TASK PROMPT: Repeat all of the material exactly as given.

(Recorded data)
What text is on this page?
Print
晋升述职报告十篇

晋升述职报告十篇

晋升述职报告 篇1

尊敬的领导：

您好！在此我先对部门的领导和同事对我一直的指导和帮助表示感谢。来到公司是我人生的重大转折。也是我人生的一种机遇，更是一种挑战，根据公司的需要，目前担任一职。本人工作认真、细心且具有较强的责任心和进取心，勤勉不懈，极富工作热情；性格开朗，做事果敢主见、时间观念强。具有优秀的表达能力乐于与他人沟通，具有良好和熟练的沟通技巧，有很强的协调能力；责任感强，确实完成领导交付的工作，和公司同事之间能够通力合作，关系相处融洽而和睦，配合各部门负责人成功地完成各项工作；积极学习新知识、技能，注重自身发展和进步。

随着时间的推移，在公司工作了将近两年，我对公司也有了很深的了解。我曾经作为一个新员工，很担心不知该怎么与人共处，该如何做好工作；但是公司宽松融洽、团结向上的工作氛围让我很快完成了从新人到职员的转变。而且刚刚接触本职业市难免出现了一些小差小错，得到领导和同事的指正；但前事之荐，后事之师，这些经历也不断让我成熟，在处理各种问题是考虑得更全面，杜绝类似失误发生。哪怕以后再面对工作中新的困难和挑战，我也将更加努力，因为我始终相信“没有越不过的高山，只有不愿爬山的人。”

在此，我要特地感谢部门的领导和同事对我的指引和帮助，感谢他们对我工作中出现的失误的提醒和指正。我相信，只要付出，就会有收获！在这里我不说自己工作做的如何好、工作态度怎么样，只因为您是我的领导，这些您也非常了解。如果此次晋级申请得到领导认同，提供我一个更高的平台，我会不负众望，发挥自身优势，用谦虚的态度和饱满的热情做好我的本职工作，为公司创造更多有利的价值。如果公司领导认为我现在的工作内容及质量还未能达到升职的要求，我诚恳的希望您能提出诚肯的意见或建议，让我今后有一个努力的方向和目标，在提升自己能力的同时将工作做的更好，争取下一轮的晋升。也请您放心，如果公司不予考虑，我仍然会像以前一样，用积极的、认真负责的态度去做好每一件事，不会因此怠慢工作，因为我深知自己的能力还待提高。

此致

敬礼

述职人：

EXERCISE RESULT:
What text is on this page?
Print
晋升述职报告十篇

晋升述职报告十篇

晋升述职报告 篇1

尊敬的领导：

您好！在此我先对部门的领导和同事对我一直的指导和帮助表示感谢。来到公司是我人生的重大转折。也是我人生的一种机遇，更是一种挑战，根据公司的需要，目前担任一职。本人工作认真、细心且具有较强的责任心和进取心，勤勉不懈，极富工作热情；性格开朗，做事果敢主见、时间观念强。具有优秀的表达能力乐于与他人沟通，具有良好和熟练的沟通技巧，有很强的协调能力；责任感强，确实完成领导交付的工作，和公司同事之间能够通力合作，关系相处融洽而和睦，配合各部门负责人成功地完成各项工作；积极学习新知识、技能，注重自身发展和进步。

随着时间的推移，在公司工作了将近两年，我对公司也有了很深的了解。我曾经作为一个新员工，很担心不知该怎么与人共处，该如何做好工作；但是公司宽松融洽、团结向上的工作氛围让我很快完成了从新人到职员的转变。而且刚刚接触本职业市难免出现了一些小差小错，得到领导和同事的指正；但前事之荐，后事之师，这些经历也不断让我成熟，在处理各种问题是考虑得更全面，杜绝类似失误发生。哪怕以后再面对工作中新的困难和挑战，我也将更加努力，因为我始终相信“没有越不过的高山，只有不愿爬山的人。”

在此，我要特地感谢部门的领导和同事对我的指引和帮助，感谢他们对我工作中出现的失误的提醒和指正。我相信，只要付出，就会有收获！在这里我不说自己工作做的如何好、工作态度怎么样，只因为您是我的领导，这些您也非常了解。如果此次晋级申请得到领导认同，提供我一个更高的平台，我会不负众望，发挥自身优势，用谦虚的态度和饱满的热情做好我的本职工作，为公司创造更多有利的价值。如果公司领导认为我现在的工作内容及质量还未能达到升职的要求，我诚恳的希望您能提出诚肯的意见或建议，让我今后有一个努力的方向和目标，在提升自己能力的同时将工作做的更好，争取下一轮的晋升。也请您放心，如果公司不予考虑，我仍然会像以前一样，用积极的、认真负责的态度去做好每一件事，不会因此怠慢工作，因为我深知自己的能力还待提高。

此致

敬礼

述职人：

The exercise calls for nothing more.